## WHAT TO PRODUCE
Copy each entry as it stands, leaving nothing out.

---------- ROWS

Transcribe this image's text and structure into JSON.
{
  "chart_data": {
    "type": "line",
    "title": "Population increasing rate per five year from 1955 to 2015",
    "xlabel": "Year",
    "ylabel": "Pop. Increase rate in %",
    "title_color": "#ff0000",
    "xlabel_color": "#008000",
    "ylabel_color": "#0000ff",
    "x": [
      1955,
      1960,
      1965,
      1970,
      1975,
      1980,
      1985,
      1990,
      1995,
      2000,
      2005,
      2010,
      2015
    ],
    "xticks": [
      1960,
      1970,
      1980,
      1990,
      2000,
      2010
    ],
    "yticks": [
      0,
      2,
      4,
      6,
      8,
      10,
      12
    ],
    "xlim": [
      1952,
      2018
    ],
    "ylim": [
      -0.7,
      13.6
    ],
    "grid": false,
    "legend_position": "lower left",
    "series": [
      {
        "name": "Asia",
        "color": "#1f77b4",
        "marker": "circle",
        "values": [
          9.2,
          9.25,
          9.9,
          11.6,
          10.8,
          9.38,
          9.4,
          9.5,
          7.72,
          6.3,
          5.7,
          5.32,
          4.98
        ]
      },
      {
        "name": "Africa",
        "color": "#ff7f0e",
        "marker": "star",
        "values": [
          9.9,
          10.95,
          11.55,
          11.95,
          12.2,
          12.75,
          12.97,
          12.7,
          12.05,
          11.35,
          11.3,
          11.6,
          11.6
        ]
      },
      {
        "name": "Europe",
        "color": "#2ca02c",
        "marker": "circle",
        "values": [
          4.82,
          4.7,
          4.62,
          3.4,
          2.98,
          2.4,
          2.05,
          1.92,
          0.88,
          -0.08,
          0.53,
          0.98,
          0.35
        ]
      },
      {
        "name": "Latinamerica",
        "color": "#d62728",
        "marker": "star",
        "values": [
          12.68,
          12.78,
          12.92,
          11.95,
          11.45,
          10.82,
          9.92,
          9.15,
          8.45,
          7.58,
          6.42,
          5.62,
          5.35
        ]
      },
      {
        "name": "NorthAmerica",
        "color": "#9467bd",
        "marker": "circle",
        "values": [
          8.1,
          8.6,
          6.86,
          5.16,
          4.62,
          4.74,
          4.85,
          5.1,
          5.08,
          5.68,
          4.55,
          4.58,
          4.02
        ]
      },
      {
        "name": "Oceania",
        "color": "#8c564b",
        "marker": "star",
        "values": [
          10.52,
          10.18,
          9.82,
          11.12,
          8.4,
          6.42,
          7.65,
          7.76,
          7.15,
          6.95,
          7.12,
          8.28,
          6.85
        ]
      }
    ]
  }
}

--------------------

## TASK OUTPUT
Transcribe this image's text and structure into JSON.
{
  "chart_data": {
    "type": "line",
    "title": "Population increasing rate per five year from 1955 to 2015",
    "xlabel": "Year",
    "ylabel": "Pop. Increase rate in %",
    "title_color": "#ff0000",
    "xlabel_color": "#008000",
    "ylabel_color": "#0000ff",
    "x": [
      1955,
      1960,
      1965,
      1970,
      1975,
      1980,
      1985,
      1990,
      1995,
      2000,
      2005,
      2010,
      2015
    ],
    "xticks": [
      1960,
      1970,
      1980,
      1990,
      2000,
      2010
    ],
    "yticks": [
      0,
      2,
      4,
      6,
      8,
      10,
      12
    ],
    "xlim": [
      1952,
      2018
    ],
    "ylim": [
      -0.7,
      13.6
    ],
    "grid": false,
    "legend_position": "lower left",
    "series": [
      {
        "name": "Asia",
        "color": "#1f77b4",
        "marker": "circle",
        "values": [
          9.2,
          9.25,
          9.9,
          11.6,
          10.8,
          9.38,
          9.4,
          9.5,
          7.72,
          6.3,
          5.7,
          5.32,
          4.98
        ]
      },
      {
        "name": "Africa",
        "color": "#ff7f0e",
        "marker": "star",
        "values": [
          9.9,
          10.95,
          11.55,
          11.95,
          12.2,
          12.75,
          12.97,
          12.7,
          12.05,
          11.35,
          11.3,
          11.6,
          11.6
        ]
      },
      {
        "name": "Europe",
        "color": "#2ca02c",
        "marker": "circle",
        "values": [
          4.82,
          4.7,
          4.62,
          3.4,
          2.98,
          2.4,
          2.05,
          1.92,
          0.88,
          -0.08,
          0.53,
          0.98,
          0.35
        ]
      },
      {
        "name": "Latinamerica",
        "color": "#d62728",
        "marker": "star",
        "values": [
          12.68,
          12.78,
          12.92,
          11.95,
          11.45,
          10.82,
          9.92,
          9.15,
          8.45,
          7.58,
          6.42,
          5.62,
          5.35
        ]
      },
      {
        "name": "NorthAmerica",
        "color": "#9467bd",
        "marker": "circle",
        "values": [
          8.1,
          8.6,
          6.86,
          5.16,
          4.62,
          4.74,
          4.85,
          5.1,
          5.08,
          5.68,
          4.55,
          4.58,
          4.02
        ]
      },
      {
        "name": "Oceania",
        "color": "#8c564b",
        "marker": "star",
        "values": [
          10.52,
          10.18,
          9.82,
          11.12,
          8.4,
          6.42,
          7.65,
          7.76,
          7.15,
          6.95,
          7.12,
          8.28,
          6.85
        ]
      }
    ]
  }
}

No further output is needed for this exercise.